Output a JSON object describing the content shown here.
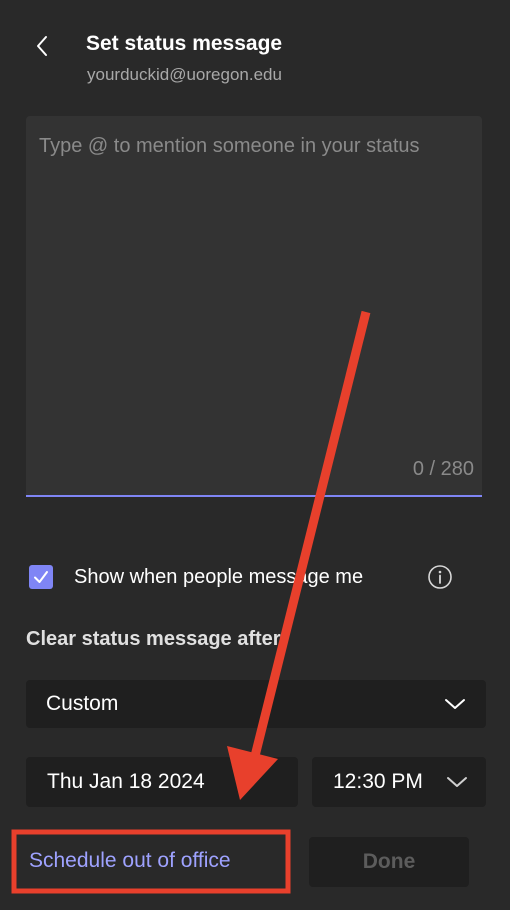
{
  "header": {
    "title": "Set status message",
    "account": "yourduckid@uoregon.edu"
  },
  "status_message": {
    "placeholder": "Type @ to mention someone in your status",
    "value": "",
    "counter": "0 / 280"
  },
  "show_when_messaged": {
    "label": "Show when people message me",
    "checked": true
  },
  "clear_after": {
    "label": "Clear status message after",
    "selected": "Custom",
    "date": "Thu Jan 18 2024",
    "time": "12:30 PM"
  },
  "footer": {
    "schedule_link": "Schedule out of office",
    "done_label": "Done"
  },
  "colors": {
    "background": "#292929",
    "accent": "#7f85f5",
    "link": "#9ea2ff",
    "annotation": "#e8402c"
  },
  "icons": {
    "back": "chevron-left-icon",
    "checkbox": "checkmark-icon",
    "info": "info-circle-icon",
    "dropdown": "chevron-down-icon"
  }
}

--

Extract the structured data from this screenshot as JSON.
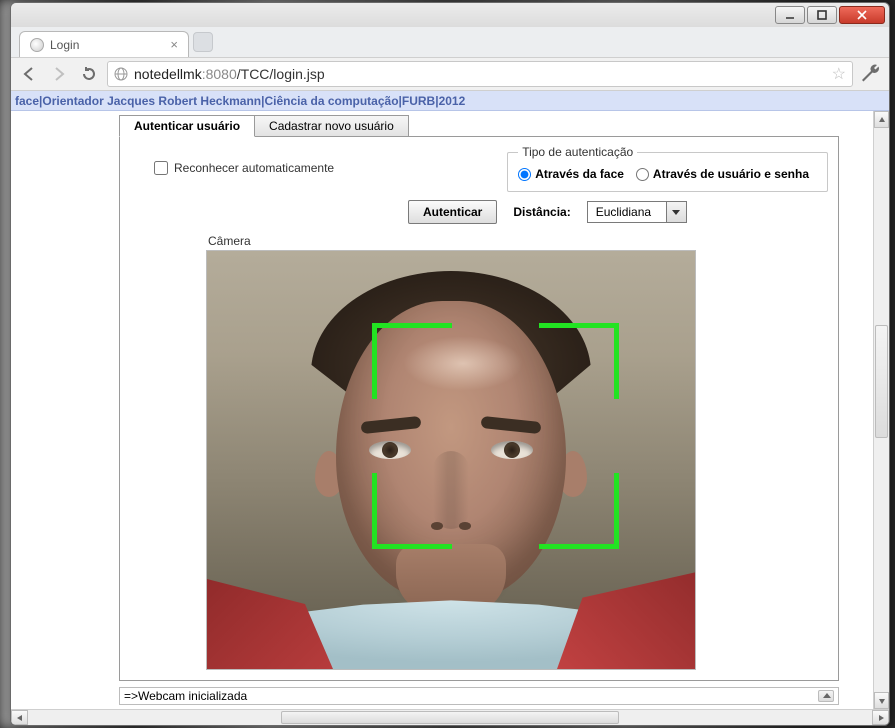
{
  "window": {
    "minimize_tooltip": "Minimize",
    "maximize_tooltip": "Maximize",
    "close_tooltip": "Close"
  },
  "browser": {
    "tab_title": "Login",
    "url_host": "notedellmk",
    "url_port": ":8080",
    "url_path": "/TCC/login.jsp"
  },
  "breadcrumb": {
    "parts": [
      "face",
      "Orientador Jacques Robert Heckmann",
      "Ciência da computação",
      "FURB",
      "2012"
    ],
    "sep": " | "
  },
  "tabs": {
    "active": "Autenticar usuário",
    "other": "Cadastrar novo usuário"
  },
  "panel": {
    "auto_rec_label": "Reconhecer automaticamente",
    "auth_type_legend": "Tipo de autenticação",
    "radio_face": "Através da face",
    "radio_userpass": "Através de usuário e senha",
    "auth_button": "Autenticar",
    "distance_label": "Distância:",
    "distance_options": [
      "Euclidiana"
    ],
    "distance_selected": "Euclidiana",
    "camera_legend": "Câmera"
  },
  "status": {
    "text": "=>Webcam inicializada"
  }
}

Brief:
All lines above with "Euclidiana" in them should be returned.

Result of the exercise:
      "Euclidiana"
    "distance_selected": "Euclidiana",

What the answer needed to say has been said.